### Exercise aim
Reproduce every line of the data below verbatim, keeping each character, space, and line break unchanged.

....

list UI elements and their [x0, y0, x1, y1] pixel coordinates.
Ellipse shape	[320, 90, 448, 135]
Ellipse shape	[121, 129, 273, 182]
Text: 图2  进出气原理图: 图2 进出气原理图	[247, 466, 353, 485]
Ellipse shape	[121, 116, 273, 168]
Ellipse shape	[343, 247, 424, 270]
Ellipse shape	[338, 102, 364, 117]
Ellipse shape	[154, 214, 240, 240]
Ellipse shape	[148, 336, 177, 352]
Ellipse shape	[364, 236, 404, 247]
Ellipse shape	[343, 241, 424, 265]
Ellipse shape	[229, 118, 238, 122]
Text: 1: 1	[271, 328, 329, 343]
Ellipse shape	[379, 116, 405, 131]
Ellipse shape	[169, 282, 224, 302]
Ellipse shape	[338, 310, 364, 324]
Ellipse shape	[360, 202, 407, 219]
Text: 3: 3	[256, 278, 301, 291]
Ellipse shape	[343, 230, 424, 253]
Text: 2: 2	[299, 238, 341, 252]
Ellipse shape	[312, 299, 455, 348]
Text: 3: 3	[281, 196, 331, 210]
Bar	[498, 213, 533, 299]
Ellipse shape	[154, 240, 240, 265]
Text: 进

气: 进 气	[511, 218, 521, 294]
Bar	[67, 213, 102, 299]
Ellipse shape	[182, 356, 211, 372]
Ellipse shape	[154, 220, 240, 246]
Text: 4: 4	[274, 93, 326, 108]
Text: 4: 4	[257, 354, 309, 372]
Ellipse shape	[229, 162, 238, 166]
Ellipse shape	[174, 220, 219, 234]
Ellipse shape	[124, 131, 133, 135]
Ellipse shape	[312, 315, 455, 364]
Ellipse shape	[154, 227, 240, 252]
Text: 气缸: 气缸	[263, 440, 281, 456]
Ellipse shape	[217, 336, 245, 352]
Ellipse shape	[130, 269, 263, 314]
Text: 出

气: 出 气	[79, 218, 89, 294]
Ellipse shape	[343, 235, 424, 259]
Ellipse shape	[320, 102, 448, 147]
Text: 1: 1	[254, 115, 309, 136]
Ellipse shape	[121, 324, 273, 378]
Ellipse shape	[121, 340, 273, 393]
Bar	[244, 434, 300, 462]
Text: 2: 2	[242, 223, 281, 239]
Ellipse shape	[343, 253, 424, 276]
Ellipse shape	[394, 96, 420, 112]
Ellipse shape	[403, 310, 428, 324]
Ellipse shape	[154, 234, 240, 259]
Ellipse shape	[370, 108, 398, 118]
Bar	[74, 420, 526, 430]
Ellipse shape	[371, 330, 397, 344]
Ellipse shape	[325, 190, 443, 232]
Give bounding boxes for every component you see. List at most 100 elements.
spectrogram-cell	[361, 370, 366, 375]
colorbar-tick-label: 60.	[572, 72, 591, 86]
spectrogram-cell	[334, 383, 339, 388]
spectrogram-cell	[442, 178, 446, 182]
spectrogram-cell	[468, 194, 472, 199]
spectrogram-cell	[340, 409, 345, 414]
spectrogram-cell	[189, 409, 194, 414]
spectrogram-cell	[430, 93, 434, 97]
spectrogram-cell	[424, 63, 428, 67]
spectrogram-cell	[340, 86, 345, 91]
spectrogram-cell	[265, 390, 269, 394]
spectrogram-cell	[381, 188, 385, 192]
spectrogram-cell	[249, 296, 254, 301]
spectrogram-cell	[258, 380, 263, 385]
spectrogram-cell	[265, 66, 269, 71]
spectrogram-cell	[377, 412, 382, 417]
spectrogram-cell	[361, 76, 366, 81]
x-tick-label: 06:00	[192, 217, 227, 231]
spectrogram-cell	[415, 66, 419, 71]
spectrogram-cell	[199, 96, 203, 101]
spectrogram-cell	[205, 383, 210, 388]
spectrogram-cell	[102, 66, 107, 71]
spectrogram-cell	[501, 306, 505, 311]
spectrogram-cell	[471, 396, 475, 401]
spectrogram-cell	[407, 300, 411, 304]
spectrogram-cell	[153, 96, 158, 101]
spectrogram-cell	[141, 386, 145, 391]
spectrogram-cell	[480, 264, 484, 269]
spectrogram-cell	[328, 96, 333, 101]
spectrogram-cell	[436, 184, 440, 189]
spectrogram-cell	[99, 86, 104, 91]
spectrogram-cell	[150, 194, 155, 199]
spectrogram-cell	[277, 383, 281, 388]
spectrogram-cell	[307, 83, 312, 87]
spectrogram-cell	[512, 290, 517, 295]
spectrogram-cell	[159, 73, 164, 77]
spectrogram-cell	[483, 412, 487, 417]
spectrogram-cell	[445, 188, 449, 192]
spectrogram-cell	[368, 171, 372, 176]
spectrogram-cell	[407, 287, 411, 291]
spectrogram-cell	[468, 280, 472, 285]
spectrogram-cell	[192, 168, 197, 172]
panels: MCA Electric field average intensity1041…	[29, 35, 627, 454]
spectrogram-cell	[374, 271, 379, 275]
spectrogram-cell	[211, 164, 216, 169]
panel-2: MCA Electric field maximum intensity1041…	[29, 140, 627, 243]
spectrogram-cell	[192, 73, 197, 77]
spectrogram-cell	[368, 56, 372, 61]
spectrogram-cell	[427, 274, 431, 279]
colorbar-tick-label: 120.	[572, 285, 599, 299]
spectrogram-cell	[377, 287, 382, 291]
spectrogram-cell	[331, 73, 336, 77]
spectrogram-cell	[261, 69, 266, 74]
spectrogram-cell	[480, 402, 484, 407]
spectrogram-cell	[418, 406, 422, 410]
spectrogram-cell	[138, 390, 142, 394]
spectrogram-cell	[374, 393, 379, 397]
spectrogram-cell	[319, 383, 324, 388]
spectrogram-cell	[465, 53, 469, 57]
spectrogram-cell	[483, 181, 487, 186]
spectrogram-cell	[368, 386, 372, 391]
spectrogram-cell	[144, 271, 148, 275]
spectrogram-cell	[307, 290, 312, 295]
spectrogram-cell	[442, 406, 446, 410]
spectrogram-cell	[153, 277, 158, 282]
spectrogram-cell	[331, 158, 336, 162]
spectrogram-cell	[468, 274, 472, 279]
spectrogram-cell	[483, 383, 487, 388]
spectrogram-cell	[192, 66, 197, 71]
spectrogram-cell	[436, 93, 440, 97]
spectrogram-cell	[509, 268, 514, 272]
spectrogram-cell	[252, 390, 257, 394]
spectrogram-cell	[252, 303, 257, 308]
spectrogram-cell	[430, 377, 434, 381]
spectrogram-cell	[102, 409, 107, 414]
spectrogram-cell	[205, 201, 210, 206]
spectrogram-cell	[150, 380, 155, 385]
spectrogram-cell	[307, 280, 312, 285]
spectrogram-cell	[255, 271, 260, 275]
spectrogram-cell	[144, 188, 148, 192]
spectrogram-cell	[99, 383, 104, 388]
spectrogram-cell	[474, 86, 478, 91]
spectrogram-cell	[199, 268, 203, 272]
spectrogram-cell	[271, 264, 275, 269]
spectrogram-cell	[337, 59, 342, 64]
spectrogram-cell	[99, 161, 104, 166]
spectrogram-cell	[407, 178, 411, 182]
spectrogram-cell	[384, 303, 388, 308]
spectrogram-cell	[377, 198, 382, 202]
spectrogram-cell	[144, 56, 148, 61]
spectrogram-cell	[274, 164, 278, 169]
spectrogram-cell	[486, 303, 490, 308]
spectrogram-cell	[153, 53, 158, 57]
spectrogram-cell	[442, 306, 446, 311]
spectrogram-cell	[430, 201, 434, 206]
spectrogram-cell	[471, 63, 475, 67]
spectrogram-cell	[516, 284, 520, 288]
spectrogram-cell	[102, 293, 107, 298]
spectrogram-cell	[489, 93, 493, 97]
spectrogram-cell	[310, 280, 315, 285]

....

### Exercise result
list UI elements and their [x0, y0, x1, y1] pixel coordinates.
Ellipse shape	[320, 90, 448, 135]
Ellipse shape	[121, 129, 273, 182]
Text: 图2  进出气原理图: 图2 进出气原理图	[247, 466, 353, 485]
Ellipse shape	[121, 116, 273, 168]
Ellipse shape	[343, 247, 424, 270]
Ellipse shape	[338, 102, 364, 117]
Ellipse shape	[154, 214, 240, 240]
Ellipse shape	[148, 336, 177, 352]
Ellipse shape	[364, 236, 404, 247]
Ellipse shape	[343, 241, 424, 265]
Ellipse shape	[229, 118, 238, 122]
Text: 1: 1	[271, 328, 329, 343]
Ellipse shape	[379, 116, 405, 131]
Ellipse shape	[169, 282, 224, 302]
Ellipse shape	[338, 310, 364, 324]
Ellipse shape	[360, 202, 407, 219]
Text: 3: 3	[256, 278, 301, 291]
Ellipse shape	[343, 230, 424, 253]
Text: 2: 2	[299, 238, 341, 252]
Ellipse shape	[312, 299, 455, 348]
Text: 3: 3	[281, 196, 331, 210]
Bar	[498, 213, 533, 299]
Ellipse shape	[154, 240, 240, 265]
Text: 进

气: 进 气	[511, 218, 521, 294]
Bar	[67, 213, 102, 299]
Ellipse shape	[182, 356, 211, 372]
Ellipse shape	[154, 220, 240, 246]
Text: 4: 4	[274, 93, 326, 108]
Text: 4: 4	[257, 354, 309, 372]
Ellipse shape	[229, 162, 238, 166]
Ellipse shape	[174, 220, 219, 234]
Ellipse shape	[124, 131, 133, 135]
Ellipse shape	[312, 315, 455, 364]
Ellipse shape	[154, 227, 240, 252]
Text: 气缸: 气缸	[263, 440, 281, 456]
Ellipse shape	[217, 336, 245, 352]
Ellipse shape	[130, 269, 263, 314]
Text: 出

气: 出 气	[79, 218, 89, 294]
Ellipse shape	[343, 235, 424, 259]
Ellipse shape	[320, 102, 448, 147]
Text: 1: 1	[254, 115, 309, 136]
Ellipse shape	[121, 324, 273, 378]
Ellipse shape	[121, 340, 273, 393]
Bar	[244, 434, 300, 462]
Text: 2: 2	[242, 223, 281, 239]
Ellipse shape	[343, 253, 424, 276]
Ellipse shape	[394, 96, 420, 112]
Ellipse shape	[403, 310, 428, 324]
Ellipse shape	[154, 234, 240, 259]
Ellipse shape	[370, 108, 398, 118]
Bar	[74, 420, 526, 430]
Ellipse shape	[371, 330, 397, 344]
Ellipse shape	[325, 190, 443, 232]
Give bounding boxes for every component you see. List at most 100 elements.
spectrogram-cell	[361, 370, 366, 375]
colorbar-tick-label: 60.	[572, 72, 591, 86]
spectrogram-cell	[334, 383, 339, 388]
spectrogram-cell	[442, 178, 446, 182]
spectrogram-cell	[468, 194, 472, 199]
spectrogram-cell	[340, 409, 345, 414]
spectrogram-cell	[189, 409, 194, 414]
spectrogram-cell	[430, 93, 434, 97]
spectrogram-cell	[424, 63, 428, 67]
spectrogram-cell	[340, 86, 345, 91]
spectrogram-cell	[265, 390, 269, 394]
spectrogram-cell	[381, 188, 385, 192]
spectrogram-cell	[249, 296, 254, 301]
spectrogram-cell	[258, 380, 263, 385]
spectrogram-cell	[265, 66, 269, 71]
spectrogram-cell	[377, 412, 382, 417]
spectrogram-cell	[361, 76, 366, 81]
x-tick-label: 06:00	[192, 217, 227, 231]
spectrogram-cell	[415, 66, 419, 71]
spectrogram-cell	[199, 96, 203, 101]
spectrogram-cell	[205, 383, 210, 388]
spectrogram-cell	[102, 66, 107, 71]
spectrogram-cell	[501, 306, 505, 311]
spectrogram-cell	[471, 396, 475, 401]
spectrogram-cell	[407, 300, 411, 304]
spectrogram-cell	[153, 96, 158, 101]
spectrogram-cell	[141, 386, 145, 391]
spectrogram-cell	[480, 264, 484, 269]
spectrogram-cell	[328, 96, 333, 101]
spectrogram-cell	[436, 184, 440, 189]
spectrogram-cell	[99, 86, 104, 91]
spectrogram-cell	[150, 194, 155, 199]
spectrogram-cell	[277, 383, 281, 388]
spectrogram-cell	[307, 83, 312, 87]
spectrogram-cell	[512, 290, 517, 295]
spectrogram-cell	[159, 73, 164, 77]
spectrogram-cell	[483, 412, 487, 417]
spectrogram-cell	[445, 188, 449, 192]
spectrogram-cell	[368, 171, 372, 176]
spectrogram-cell	[407, 287, 411, 291]
spectrogram-cell	[468, 280, 472, 285]
spectrogram-cell	[192, 168, 197, 172]
panels: MCA Electric field average intensity1041…	[29, 35, 627, 454]
spectrogram-cell	[374, 271, 379, 275]
spectrogram-cell	[211, 164, 216, 169]
panel-2: MCA Electric field maximum intensity1041…	[29, 140, 627, 243]
spectrogram-cell	[192, 73, 197, 77]
spectrogram-cell	[368, 56, 372, 61]
spectrogram-cell	[427, 274, 431, 279]
colorbar-tick-label: 120.	[572, 285, 599, 299]
spectrogram-cell	[377, 287, 382, 291]
spectrogram-cell	[331, 73, 336, 77]
spectrogram-cell	[261, 69, 266, 74]
spectrogram-cell	[480, 402, 484, 407]
spectrogram-cell	[418, 406, 422, 410]
spectrogram-cell	[138, 390, 142, 394]
spectrogram-cell	[374, 393, 379, 397]
spectrogram-cell	[319, 383, 324, 388]
spectrogram-cell	[465, 53, 469, 57]
spectrogram-cell	[483, 181, 487, 186]
spectrogram-cell	[368, 386, 372, 391]
spectrogram-cell	[144, 271, 148, 275]
spectrogram-cell	[307, 290, 312, 295]
spectrogram-cell	[442, 406, 446, 410]
spectrogram-cell	[153, 277, 158, 282]
spectrogram-cell	[331, 158, 336, 162]
spectrogram-cell	[468, 274, 472, 279]
spectrogram-cell	[483, 383, 487, 388]
spectrogram-cell	[192, 66, 197, 71]
spectrogram-cell	[436, 93, 440, 97]
spectrogram-cell	[509, 268, 514, 272]
spectrogram-cell	[252, 390, 257, 394]
spectrogram-cell	[252, 303, 257, 308]
spectrogram-cell	[430, 377, 434, 381]
spectrogram-cell	[102, 409, 107, 414]
spectrogram-cell	[205, 201, 210, 206]
spectrogram-cell	[150, 380, 155, 385]
spectrogram-cell	[307, 280, 312, 285]
spectrogram-cell	[255, 271, 260, 275]
spectrogram-cell	[144, 188, 148, 192]
spectrogram-cell	[99, 383, 104, 388]
spectrogram-cell	[474, 86, 478, 91]
spectrogram-cell	[199, 268, 203, 272]
spectrogram-cell	[271, 264, 275, 269]
spectrogram-cell	[337, 59, 342, 64]
spectrogram-cell	[99, 161, 104, 166]
spectrogram-cell	[407, 178, 411, 182]
spectrogram-cell	[384, 303, 388, 308]
spectrogram-cell	[377, 198, 382, 202]
spectrogram-cell	[144, 56, 148, 61]
spectrogram-cell	[274, 164, 278, 169]
spectrogram-cell	[486, 303, 490, 308]
spectrogram-cell	[153, 53, 158, 57]
spectrogram-cell	[442, 306, 446, 311]
spectrogram-cell	[430, 201, 434, 206]
spectrogram-cell	[471, 63, 475, 67]
spectrogram-cell	[516, 284, 520, 288]
spectrogram-cell	[102, 293, 107, 298]
spectrogram-cell	[489, 93, 493, 97]
spectrogram-cell	[310, 280, 315, 285]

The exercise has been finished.